-- start Given information --

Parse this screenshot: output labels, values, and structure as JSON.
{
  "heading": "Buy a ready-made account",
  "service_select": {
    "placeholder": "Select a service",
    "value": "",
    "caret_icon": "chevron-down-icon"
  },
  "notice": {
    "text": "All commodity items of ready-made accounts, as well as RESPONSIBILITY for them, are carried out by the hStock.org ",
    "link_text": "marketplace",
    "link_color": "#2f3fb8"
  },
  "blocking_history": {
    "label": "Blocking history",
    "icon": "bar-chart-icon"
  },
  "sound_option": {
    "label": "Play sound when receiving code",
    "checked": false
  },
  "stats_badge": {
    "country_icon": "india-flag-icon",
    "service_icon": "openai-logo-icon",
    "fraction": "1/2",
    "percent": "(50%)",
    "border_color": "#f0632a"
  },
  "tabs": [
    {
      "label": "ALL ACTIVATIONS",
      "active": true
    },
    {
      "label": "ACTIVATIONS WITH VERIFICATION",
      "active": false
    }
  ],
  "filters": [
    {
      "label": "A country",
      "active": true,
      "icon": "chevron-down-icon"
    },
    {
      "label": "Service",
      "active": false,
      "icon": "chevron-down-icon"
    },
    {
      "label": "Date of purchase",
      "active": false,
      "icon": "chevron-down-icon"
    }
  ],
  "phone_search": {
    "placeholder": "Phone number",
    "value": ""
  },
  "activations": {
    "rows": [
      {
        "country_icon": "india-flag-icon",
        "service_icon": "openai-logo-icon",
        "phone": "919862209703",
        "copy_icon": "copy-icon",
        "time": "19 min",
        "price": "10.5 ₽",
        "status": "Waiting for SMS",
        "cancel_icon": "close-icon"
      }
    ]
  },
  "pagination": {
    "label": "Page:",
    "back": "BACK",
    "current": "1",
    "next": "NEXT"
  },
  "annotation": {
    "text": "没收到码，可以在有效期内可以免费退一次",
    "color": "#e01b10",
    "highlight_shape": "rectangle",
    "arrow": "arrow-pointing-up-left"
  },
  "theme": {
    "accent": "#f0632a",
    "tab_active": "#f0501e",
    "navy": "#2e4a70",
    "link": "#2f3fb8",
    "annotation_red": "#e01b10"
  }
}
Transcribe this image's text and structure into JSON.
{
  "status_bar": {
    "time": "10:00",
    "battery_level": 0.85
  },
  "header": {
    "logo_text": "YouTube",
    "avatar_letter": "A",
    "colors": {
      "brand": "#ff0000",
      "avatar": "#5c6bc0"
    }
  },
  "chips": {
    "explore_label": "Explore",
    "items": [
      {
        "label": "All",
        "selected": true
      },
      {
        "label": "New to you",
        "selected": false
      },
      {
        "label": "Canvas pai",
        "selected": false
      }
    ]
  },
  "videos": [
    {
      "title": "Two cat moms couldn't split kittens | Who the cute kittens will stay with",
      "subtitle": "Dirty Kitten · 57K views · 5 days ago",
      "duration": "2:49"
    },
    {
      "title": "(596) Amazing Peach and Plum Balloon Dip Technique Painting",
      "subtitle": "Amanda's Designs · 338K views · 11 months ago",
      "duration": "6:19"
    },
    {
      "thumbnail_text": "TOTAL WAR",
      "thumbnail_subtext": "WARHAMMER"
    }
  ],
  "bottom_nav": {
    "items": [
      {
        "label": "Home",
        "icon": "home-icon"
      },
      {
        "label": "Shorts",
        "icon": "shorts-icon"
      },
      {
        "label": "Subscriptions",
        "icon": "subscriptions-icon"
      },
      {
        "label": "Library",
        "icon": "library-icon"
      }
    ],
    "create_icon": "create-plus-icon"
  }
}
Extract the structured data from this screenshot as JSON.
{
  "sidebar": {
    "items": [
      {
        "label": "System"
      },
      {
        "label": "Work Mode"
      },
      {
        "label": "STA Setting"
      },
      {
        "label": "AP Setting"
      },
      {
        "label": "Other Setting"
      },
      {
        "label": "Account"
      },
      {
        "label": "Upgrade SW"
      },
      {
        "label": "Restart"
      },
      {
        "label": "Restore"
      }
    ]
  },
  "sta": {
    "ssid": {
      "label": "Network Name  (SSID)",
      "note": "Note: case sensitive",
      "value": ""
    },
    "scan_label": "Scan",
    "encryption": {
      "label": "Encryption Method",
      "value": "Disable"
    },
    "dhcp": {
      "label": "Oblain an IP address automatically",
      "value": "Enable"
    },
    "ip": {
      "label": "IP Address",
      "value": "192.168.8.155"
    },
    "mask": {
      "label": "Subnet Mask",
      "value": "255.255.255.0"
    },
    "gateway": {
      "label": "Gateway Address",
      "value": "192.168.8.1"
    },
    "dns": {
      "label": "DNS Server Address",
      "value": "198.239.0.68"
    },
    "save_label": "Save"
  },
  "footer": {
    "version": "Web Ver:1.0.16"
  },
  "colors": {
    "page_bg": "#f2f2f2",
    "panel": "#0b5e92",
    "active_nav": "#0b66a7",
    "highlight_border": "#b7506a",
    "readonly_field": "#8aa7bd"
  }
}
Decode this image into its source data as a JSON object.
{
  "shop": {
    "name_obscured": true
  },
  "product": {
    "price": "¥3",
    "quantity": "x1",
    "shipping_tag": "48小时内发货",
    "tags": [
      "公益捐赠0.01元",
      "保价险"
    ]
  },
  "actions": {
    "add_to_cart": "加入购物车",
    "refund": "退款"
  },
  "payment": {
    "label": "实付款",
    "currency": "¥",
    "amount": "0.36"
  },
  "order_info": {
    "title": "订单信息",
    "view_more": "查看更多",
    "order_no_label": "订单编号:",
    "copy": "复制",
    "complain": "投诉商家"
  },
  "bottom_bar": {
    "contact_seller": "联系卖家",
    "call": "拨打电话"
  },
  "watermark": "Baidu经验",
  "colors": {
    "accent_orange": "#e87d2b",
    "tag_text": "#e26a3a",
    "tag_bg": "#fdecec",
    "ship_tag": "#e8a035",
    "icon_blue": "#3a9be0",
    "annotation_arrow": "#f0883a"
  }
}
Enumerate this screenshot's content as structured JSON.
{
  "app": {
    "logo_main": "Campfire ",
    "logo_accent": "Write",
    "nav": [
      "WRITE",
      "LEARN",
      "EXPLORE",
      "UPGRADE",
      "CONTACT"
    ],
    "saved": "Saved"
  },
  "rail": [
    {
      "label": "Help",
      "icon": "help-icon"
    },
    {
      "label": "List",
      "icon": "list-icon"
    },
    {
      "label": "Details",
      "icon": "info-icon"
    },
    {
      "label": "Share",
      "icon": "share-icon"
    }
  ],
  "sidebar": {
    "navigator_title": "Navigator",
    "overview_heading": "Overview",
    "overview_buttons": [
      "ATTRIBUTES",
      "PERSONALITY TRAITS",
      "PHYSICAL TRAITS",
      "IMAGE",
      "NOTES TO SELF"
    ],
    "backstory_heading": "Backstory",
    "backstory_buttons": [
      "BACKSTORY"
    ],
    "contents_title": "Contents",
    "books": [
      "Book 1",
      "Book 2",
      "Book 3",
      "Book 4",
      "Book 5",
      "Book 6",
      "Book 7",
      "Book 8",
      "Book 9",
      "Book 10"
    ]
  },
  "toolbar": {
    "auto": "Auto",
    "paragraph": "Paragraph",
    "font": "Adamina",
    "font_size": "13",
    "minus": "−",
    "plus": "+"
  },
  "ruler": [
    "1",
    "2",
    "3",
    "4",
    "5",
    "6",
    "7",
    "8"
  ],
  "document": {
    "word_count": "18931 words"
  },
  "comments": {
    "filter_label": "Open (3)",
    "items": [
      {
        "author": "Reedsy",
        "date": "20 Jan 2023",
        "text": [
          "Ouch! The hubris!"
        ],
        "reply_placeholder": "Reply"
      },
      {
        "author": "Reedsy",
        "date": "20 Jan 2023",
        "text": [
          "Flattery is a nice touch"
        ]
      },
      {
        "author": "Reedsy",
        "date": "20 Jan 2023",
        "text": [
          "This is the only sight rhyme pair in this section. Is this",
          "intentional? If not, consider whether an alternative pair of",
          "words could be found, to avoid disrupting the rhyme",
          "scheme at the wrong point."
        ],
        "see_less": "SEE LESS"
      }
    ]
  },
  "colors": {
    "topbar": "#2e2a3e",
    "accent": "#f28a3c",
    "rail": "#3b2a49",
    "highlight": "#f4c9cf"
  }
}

-- end Given information --

Of the lines in the material, how many contain the word "data"? Reply with the number and nothing else.

2